EXCERPT TO READ —
—————
Associazione Nazionale Medici Cardiologi Ospedalieri

CONGRESS ABSTRACT

CONGRESS ABSTRACT

A deep-learning approach for scar detection in early contrast-enhanced cardiac computed tomography images

Penso Marco Milano (Milano) – Centro Cardiologico Monzino | Babbaro Mario San Donato Milanese (Milano) – Irccs Policlinico San Donato | Guglielmo Marco Utrecht (Utrecht) – University Medical Center Utrecht | Baggiano Andrea Milano (Milano) – Centro Cardiologico Monzino | Moccia Sara Pisa (Pisa) – Istituto Di Biorobotica E Dipartimento Di Eccellenza Della Scuola Superiore Sant’Anna Di Pisa | Pepi Mauro Milano (Milano) – Centro Cardiologico Monzino | Fusini Laura Milano (Milano) – Centro Cardiologico Monzino | Carerj Ludovica Milano (Milano) – Centro Cardiologico Monzino | Andreini Daniele Milano (Milano) – Irccs Ospedale Galeazzi | Caiani Enrico Gianluca Milano (Milano) – Istituto Di Elettronica E Di Ingegneria Dell’Informazione E Delle Telecomunicazioni | Pontone Gianluca Milano (Milano) – Centro Cardiologico Monzino

Diagnosis of myocardial fibrosis has a relevant prognostic and therapeutic role. Scar-tissue analysis is commonly performed with late gadolinium contrast-enhanced (CE) cardiac magnetic resonance (CMR). However, CMR might be contraindicated or unavailable. Coronary computed tomography (CCT), which is the technique of choice for many routine assessments, is emerging as an alternative to CMR.
The objective of this study is to evaluate whether artificial intelligence (AI) could allow identification of myocardial fibrosis from routine early CE-CCT images.
Fifty consecutive patients with left ventricular dysfunction (LVD), who underwent both CE-CMR and (early and late) CE-CCT were retrospectively selected. According to the late enhancement CMR patterns, patients were classified as with ischemic (n=15, 30%) or non-ischemic (n=25, 70%) LVD.
Scar regions were manually traced on late CE-CCT using CE-CMR as ground-truth.
—————
(Page layout parsing data)
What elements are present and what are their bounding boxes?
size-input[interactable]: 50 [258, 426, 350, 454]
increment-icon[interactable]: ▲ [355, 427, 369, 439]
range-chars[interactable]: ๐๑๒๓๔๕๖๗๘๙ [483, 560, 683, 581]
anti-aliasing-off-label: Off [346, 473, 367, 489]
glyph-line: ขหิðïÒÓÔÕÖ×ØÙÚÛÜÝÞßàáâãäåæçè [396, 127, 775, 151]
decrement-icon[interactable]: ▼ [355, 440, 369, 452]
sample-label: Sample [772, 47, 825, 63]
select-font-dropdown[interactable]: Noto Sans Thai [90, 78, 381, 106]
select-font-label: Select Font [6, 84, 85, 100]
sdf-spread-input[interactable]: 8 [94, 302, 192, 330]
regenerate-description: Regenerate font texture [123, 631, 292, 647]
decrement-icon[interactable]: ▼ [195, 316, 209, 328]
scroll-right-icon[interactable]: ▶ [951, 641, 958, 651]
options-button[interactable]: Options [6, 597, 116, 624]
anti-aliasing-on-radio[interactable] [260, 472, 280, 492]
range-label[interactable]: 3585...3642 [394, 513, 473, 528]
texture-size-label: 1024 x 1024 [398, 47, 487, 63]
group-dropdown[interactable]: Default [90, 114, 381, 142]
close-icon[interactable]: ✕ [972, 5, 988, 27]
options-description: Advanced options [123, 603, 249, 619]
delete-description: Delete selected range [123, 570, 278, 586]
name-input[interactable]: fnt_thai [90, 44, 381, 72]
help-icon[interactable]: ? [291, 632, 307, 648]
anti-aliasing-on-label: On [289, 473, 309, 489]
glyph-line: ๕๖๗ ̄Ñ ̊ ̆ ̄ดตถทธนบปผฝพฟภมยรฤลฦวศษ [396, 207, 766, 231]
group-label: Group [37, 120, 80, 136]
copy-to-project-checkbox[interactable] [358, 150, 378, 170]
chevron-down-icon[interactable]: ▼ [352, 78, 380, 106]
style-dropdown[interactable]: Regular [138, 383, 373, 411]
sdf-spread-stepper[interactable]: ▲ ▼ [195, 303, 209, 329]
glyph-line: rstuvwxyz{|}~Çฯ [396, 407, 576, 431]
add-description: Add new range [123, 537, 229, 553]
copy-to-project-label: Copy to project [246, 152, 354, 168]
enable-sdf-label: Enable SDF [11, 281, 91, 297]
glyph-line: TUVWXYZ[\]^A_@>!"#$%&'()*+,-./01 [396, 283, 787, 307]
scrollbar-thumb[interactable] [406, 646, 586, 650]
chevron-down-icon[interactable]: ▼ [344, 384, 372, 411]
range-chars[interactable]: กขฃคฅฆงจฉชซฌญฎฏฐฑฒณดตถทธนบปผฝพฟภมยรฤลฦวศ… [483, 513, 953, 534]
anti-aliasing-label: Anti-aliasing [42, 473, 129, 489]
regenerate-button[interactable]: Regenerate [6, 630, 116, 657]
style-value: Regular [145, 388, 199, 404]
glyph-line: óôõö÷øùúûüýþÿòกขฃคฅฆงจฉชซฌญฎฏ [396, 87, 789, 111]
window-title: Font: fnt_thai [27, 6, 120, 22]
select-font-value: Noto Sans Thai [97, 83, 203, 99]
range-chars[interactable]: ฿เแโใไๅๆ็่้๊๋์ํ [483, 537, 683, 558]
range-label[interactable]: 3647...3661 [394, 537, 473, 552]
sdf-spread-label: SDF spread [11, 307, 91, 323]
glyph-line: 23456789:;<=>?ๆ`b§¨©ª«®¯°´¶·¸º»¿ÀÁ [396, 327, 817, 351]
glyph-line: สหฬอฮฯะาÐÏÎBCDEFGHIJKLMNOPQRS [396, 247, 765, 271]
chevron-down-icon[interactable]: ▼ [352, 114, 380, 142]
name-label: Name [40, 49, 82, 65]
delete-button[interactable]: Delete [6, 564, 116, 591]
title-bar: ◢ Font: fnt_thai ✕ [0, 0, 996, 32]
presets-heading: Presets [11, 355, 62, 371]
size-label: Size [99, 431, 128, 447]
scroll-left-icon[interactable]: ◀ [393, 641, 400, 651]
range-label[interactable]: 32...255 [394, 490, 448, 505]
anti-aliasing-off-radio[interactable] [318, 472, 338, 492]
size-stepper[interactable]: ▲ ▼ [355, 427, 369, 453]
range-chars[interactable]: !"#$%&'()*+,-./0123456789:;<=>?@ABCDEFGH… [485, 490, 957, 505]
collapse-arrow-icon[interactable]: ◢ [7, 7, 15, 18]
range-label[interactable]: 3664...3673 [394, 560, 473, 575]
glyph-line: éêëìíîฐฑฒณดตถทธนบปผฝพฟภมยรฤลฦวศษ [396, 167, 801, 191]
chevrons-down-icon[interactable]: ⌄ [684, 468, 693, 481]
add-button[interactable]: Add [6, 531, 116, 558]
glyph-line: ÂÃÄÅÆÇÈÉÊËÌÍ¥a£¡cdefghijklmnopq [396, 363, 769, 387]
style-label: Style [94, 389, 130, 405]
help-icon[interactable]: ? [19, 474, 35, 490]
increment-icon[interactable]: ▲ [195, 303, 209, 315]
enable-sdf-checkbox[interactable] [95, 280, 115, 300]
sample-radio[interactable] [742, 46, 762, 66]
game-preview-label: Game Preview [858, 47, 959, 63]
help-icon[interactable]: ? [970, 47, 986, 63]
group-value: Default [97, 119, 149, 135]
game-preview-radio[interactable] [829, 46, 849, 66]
—————
WHAT THE TASK REQUIRES —
Please continue the cardiac CT scar-detection abstract, starting right after its last sentence.

RESULT —
On early CE-CCT images, the myocardial sectors were extracted according to AHA 16-segment model and labeled as with scar or not based on the late CE-CCT manual tracing. 
A deep-learning model was developed to classify each sector (Picture 1).
Of the initial 44187 sectors computed out of the 8285 slices available from the early CE-CCT images, 4594 sectors (10%) presented scar.
The CNN approach on the early CE-CCT images yielded a classification accuracy for all sectors of 71% (95% confidence interval (CI): 63%-79%) obtained through 5-fold cross validation.
The mean sensitivity, positive predictive value (PPV) and negative predictive value (NPV) for the testing fold resulted in 73% (95% CI: 66%-79%), 56% (95% CI: 48%-65%) and 85% (95% CI: 82%- 88%), respectively. The mean AUC across the five folds was 76% (95% CI: 72%-81%).
In a per-segment analysis of the 16-segment AHA model the bull’s eye segmental comparison of CE-CMR and respective early CE-CCT findings an 91% agreement was achieved (Picture 2).
Artificial intelligence can detect both ischemic and non-ischemic myocardial fibrosis from routine noninvasive coronary scans, without additional contrast-agent administration or radiational dose, thus assisting diagnosis and management of patients with LV dysfunction and coronary artery disease.